* _GIVEN REQUEST_
Make an exact copy of the data below, leaving out every picture.

* _Dataset items_
**********

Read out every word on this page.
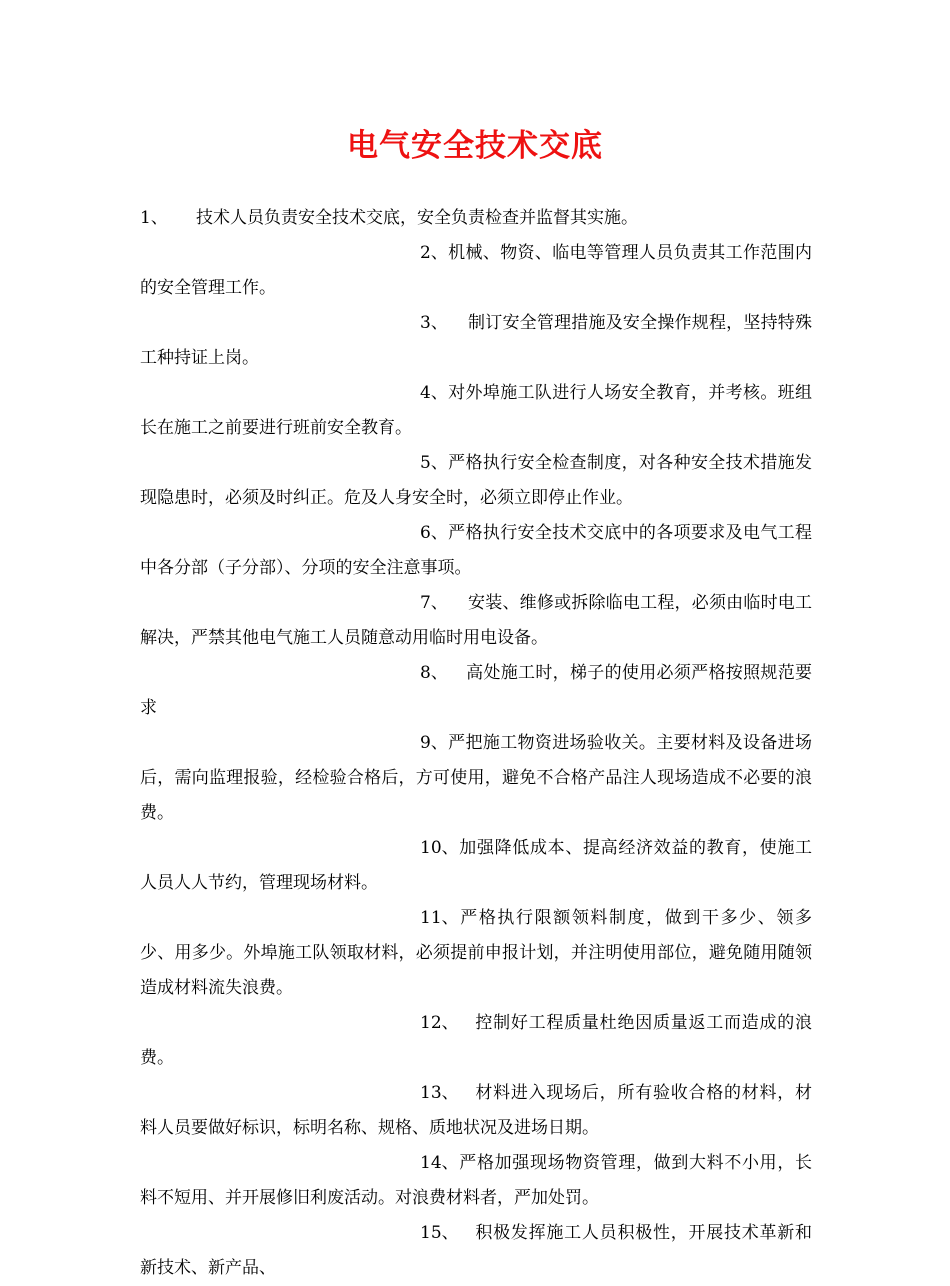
电气安全技术交底

1、 技术人员负责安全技术交底，安全负责检查并监督其实施。

2、机械、物资、临电等管理人员负责其工作范围内的安全管理工作。

3、 制订安全管理措施及安全操作规程，坚持特殊工种持证上岗。

4、对外埠施工队进行人场安全教育，并考核。班组长在施工之前要进行班前安全教育。

5、严格执行安全检查制度，对各种安全技术措施发现隐患时，必须及时纠正。危及人身安全时，必须立即停止作业。

6、严格执行安全技术交底中的各项要求及电气工程中各分部（子分部）、分项的安全注意事项。

7、 安装、维修或拆除临电工程，必须由临时电工解决，严禁其他电气施工人员随意动用临时用电设备。

8、 高处施工时，梯子的使用必须严格按照规范要求

9、严把施工物资进场验收关。主要材料及设备进场后，需向监理报验，经检验合格后，方可使用，避免不合格产品注人现场造成不必要的浪费。

10、加强降低成本、提高经济效益的教育，使施工人员人人节约，管理现场材料。

11、严格执行限额领料制度，做到干多少、领多少、用多少。外埠施工队领取材料，必须提前申报计划，并注明使用部位，避免随用随领造成材料流失浪费。

12、 控制好工程质量杜绝因质量返工而造成的浪费。

13、 材料进入现场后，所有验收合格的材料，材料人员要做好标识，标明名称、规格、质地状况及进场日期。

14、严格加强现场物资管理，做到大料不小用，长料不短用、并开展修旧利废活动。对浪费材料者，严加处罚。

15、 积极发挥施工人员积极性，开展技术革新和新技术、新产品、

**********

* _SOLVED PROBLEM_
Read out every word on this page.
电气安全技术交底

1、 技术人员负责安全技术交底，安全负责检查并监督其实施。

2、机械、物资、临电等管理人员负责其工作范围内的安全管理工作。

3、 制订安全管理措施及安全操作规程，坚持特殊工种持证上岗。

4、对外埠施工队进行人场安全教育，并考核。班组长在施工之前要进行班前安全教育。

5、严格执行安全检查制度，对各种安全技术措施发现隐患时，必须及时纠正。危及人身安全时，必须立即停止作业。

6、严格执行安全技术交底中的各项要求及电气工程中各分部（子分部）、分项的安全注意事项。

7、 安装、维修或拆除临电工程，必须由临时电工解决，严禁其他电气施工人员随意动用临时用电设备。

8、 高处施工时，梯子的使用必须严格按照规范要求

9、严把施工物资进场验收关。主要材料及设备进场后，需向监理报验，经检验合格后，方可使用，避免不合格产品注人现场造成不必要的浪费。

10、加强降低成本、提高经济效益的教育，使施工人员人人节约，管理现场材料。

11、严格执行限额领料制度，做到干多少、领多少、用多少。外埠施工队领取材料，必须提前申报计划，并注明使用部位，避免随用随领造成材料流失浪费。

12、 控制好工程质量杜绝因质量返工而造成的浪费。

13、 材料进入现场后，所有验收合格的材料，材料人员要做好标识，标明名称、规格、质地状况及进场日期。

14、严格加强现场物资管理，做到大料不小用，长料不短用、并开展修旧利废活动。对浪费材料者，严加处罚。

15、 积极发挥施工人员积极性，开展技术革新和新技术、新产品、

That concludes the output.